DIRECTIONS FOR THIS TASK: Each entry must appear again exactly as it does in the source.

EXERCISE MATERIAL:
· · · · ·

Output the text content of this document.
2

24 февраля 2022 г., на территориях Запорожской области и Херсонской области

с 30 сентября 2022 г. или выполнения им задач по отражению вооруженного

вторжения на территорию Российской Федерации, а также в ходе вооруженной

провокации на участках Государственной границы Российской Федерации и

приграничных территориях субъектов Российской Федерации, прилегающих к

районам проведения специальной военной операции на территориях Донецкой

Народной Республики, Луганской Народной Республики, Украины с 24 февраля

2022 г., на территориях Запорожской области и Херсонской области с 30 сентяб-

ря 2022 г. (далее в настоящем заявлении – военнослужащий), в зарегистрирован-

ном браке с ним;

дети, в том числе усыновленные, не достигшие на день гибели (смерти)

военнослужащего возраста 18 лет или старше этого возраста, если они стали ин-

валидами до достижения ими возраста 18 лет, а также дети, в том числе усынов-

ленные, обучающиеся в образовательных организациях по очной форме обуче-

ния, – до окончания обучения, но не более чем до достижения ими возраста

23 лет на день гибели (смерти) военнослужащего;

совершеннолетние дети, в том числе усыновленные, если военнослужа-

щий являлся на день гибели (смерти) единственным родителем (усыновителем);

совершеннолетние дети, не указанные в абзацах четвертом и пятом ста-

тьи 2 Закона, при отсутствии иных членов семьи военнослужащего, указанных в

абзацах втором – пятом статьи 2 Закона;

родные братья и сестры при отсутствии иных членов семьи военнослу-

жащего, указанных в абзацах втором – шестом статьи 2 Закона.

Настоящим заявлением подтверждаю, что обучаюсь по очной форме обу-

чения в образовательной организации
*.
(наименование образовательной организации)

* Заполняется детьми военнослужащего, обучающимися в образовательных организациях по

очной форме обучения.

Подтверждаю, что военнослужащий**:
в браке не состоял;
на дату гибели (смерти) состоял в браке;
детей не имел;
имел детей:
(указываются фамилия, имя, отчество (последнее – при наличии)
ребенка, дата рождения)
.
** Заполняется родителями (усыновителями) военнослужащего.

· · · · ·

SOLUTION TO THIS EXERCISE:
Output the text content of this document.
2

24 февраля 2022 г., на территориях Запорожской области и Херсонской области

с 30 сентября 2022 г. или выполнения им задач по отражению вооруженного

вторжения на территорию Российской Федерации, а также в ходе вооруженной

провокации на участках Государственной границы Российской Федерации и

приграничных территориях субъектов Российской Федерации, прилегающих к

районам проведения специальной военной операции на территориях Донецкой

Народной Республики, Луганской Народной Республики, Украины с 24 февраля

2022 г., на территориях Запорожской области и Херсонской области с 30 сентяб-

ря 2022 г. (далее в настоящем заявлении – военнослужащий), в зарегистрирован-

ном браке с ним;

дети, в том числе усыновленные, не достигшие на день гибели (смерти)

военнослужащего возраста 18 лет или старше этого возраста, если они стали ин-

валидами до достижения ими возраста 18 лет, а также дети, в том числе усынов-

ленные, обучающиеся в образовательных организациях по очной форме обуче-

ния, – до окончания обучения, но не более чем до достижения ими возраста

23 лет на день гибели (смерти) военнослужащего;

совершеннолетние дети, в том числе усыновленные, если военнослужа-

щий являлся на день гибели (смерти) единственным родителем (усыновителем);

совершеннолетние дети, не указанные в абзацах четвертом и пятом ста-

тьи 2 Закона, при отсутствии иных членов семьи военнослужащего, указанных в

абзацах втором – пятом статьи 2 Закона;

родные братья и сестры при отсутствии иных членов семьи военнослу-

жащего, указанных в абзацах втором – шестом статьи 2 Закона.

Настоящим заявлением подтверждаю, что обучаюсь по очной форме обу-

чения в образовательной организации
*.
(наименование образовательной организации)

* Заполняется детьми военнослужащего, обучающимися в образовательных организациях по

очной форме обучения.

Подтверждаю, что военнослужащий**:
в браке не состоял;
на дату гибели (смерти) состоял в браке;
детей не имел;
имел детей:
(указываются фамилия, имя, отчество (последнее – при наличии)
ребенка, дата рождения)
.
** Заполняется родителями (усыновителями) военнослужащего.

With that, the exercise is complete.